* Begin *

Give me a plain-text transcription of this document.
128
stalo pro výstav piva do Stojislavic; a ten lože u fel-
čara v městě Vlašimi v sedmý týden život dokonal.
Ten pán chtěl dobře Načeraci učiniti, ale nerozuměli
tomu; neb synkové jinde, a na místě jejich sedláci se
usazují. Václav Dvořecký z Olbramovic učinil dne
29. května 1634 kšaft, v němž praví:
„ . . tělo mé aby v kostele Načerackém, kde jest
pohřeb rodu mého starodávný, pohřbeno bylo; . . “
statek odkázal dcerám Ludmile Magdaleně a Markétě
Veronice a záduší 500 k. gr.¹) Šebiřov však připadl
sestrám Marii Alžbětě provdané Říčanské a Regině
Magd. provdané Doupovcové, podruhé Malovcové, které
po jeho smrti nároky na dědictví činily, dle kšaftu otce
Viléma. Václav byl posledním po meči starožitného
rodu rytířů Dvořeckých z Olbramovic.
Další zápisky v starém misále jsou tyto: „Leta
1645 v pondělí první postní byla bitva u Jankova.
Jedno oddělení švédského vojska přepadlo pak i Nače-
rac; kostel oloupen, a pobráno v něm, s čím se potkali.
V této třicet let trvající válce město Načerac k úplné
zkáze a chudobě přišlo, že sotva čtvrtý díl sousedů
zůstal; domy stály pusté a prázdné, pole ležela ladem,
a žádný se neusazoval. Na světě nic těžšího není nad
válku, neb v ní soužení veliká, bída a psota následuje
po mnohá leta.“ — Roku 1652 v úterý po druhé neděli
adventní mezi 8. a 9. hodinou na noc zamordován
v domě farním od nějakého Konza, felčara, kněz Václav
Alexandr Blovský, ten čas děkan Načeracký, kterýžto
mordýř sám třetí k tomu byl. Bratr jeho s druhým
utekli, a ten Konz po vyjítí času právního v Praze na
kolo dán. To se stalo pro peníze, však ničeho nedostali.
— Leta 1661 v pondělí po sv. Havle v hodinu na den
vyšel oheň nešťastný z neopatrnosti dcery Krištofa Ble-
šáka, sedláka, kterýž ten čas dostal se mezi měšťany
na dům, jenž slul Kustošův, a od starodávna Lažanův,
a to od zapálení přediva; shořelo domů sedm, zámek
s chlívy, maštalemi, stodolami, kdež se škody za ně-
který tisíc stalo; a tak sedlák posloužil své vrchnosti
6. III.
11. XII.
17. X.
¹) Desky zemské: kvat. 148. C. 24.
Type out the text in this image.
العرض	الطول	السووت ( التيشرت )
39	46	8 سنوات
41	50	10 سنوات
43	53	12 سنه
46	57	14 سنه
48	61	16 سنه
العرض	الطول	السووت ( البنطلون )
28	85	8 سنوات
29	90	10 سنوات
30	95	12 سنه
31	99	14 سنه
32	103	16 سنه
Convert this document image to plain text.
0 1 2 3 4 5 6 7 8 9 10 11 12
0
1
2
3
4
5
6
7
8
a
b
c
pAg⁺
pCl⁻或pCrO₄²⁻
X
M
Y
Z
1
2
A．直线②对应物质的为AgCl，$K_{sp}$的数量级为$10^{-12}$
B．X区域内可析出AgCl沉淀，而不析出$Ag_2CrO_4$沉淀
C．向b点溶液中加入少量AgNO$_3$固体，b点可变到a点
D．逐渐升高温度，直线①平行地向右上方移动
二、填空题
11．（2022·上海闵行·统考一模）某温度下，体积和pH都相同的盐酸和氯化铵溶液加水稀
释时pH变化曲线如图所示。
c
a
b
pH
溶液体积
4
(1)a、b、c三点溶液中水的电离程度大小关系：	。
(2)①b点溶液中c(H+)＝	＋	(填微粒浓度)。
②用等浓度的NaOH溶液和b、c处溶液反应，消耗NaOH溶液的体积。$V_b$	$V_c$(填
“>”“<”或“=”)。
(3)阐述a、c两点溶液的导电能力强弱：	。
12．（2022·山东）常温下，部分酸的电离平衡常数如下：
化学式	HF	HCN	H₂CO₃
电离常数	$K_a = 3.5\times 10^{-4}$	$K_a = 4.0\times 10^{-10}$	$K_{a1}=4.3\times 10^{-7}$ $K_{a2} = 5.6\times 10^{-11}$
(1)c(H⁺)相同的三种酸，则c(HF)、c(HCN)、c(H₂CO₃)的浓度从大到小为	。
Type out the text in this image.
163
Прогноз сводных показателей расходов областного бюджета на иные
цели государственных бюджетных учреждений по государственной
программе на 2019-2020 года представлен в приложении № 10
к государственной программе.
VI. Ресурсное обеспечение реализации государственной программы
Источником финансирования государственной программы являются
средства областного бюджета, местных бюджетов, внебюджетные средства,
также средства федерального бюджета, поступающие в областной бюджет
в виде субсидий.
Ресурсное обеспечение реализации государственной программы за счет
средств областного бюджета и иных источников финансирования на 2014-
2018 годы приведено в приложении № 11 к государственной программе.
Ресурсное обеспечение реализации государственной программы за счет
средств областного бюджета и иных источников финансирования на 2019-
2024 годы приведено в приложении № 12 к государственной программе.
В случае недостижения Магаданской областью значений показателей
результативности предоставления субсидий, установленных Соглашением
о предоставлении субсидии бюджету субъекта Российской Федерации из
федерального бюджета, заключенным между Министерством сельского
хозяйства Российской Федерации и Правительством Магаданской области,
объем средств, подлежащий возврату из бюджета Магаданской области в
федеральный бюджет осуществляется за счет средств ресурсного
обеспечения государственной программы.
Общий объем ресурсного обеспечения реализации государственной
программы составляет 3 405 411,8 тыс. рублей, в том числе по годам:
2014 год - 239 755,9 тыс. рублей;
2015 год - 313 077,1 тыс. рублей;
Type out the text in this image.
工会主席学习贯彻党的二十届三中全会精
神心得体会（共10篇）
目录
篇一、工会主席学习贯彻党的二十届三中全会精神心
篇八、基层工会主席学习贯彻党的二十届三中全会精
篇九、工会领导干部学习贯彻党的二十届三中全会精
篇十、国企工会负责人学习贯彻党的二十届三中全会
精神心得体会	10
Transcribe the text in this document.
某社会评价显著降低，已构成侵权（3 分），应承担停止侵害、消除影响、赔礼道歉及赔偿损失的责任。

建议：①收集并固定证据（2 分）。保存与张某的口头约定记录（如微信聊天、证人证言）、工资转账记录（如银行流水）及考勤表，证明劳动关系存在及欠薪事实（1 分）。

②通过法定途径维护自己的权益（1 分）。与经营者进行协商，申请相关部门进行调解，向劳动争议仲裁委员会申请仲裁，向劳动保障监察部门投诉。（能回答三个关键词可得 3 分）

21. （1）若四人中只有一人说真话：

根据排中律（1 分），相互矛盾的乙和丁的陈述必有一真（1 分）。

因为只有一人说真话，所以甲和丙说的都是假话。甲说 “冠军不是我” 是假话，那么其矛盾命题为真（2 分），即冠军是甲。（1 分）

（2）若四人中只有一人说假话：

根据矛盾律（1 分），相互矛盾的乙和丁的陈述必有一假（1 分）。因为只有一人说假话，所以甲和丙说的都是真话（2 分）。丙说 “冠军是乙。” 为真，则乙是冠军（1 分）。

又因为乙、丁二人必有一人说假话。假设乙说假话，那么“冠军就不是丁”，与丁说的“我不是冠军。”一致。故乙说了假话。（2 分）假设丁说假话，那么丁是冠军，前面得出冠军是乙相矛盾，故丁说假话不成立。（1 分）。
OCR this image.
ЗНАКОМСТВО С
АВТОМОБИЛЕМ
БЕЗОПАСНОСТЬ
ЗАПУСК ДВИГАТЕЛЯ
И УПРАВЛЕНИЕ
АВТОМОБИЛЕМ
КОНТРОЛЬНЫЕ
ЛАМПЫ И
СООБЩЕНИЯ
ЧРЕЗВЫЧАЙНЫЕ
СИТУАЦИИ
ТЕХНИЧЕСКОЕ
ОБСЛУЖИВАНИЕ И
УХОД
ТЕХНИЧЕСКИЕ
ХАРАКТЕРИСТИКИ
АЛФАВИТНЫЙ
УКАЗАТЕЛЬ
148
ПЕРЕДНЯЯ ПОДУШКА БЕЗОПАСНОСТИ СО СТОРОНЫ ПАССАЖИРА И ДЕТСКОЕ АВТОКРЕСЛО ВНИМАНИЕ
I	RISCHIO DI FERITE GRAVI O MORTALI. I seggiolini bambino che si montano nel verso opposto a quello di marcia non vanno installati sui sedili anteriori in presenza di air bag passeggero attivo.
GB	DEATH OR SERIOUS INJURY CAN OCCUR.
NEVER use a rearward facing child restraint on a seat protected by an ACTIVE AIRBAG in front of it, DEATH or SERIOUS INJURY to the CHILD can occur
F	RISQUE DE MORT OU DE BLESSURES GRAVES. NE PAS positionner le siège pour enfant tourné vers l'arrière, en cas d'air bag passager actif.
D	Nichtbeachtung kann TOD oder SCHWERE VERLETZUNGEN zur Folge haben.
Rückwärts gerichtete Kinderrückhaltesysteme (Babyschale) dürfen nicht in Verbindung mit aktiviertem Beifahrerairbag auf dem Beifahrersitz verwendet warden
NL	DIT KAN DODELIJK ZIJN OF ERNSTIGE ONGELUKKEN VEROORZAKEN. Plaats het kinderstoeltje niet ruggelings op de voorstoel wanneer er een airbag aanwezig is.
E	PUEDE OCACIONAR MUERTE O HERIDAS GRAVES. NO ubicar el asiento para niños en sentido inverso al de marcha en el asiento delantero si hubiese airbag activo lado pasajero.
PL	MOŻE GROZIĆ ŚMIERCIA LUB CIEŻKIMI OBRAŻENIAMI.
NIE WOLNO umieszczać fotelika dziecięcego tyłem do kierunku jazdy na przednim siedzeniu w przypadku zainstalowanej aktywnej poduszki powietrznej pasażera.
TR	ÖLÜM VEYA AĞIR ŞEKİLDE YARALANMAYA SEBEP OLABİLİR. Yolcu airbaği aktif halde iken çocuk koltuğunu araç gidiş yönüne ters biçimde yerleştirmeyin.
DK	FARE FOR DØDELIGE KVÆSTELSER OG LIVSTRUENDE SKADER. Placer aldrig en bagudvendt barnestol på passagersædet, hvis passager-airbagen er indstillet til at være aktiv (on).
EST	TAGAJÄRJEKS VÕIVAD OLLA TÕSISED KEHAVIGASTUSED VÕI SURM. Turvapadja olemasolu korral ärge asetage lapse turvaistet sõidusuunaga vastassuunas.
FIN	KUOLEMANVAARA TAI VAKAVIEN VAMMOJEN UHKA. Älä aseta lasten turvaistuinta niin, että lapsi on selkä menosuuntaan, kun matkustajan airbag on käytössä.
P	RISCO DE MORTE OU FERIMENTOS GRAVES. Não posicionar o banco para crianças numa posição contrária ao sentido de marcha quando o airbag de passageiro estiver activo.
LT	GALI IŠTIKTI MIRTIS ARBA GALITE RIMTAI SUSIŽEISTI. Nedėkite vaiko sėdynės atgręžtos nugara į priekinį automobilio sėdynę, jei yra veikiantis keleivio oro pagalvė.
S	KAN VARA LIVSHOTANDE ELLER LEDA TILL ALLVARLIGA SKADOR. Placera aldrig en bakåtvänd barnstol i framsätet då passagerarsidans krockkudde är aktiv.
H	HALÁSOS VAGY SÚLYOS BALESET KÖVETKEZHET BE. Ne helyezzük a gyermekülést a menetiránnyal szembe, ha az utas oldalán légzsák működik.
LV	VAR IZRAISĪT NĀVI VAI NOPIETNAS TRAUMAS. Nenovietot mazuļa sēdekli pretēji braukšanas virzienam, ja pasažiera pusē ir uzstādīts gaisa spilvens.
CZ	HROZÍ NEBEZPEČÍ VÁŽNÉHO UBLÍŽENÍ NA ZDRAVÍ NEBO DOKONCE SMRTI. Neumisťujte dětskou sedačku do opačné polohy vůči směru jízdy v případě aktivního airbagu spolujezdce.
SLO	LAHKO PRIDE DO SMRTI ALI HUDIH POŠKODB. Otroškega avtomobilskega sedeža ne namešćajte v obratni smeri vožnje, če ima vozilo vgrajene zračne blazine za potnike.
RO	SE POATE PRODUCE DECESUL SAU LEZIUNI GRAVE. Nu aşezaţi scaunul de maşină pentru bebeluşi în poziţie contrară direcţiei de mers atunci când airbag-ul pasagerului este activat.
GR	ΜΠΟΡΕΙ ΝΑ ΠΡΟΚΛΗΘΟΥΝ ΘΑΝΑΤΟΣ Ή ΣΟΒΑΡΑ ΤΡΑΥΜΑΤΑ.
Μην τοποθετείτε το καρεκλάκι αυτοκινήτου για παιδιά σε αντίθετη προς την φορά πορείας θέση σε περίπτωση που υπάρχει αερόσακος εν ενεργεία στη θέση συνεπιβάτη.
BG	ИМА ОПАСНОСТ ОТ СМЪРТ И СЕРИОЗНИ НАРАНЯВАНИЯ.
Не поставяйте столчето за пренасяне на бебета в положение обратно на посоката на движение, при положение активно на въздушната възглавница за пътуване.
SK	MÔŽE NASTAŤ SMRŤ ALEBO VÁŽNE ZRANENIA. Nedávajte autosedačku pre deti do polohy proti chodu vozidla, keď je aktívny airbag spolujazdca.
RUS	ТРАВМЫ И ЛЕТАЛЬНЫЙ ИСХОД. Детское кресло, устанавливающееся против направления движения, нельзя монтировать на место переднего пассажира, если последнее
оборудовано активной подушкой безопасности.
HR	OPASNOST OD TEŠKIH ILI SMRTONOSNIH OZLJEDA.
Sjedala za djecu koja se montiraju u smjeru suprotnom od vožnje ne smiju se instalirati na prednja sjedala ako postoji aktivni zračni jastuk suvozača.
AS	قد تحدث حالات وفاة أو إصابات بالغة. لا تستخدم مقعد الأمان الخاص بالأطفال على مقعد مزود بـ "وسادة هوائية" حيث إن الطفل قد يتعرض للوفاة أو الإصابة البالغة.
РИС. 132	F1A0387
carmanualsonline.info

* End *

Short problem
Above are the entries; count how many of their lines contain the word "рублей" and give only that number.

Result of this task
3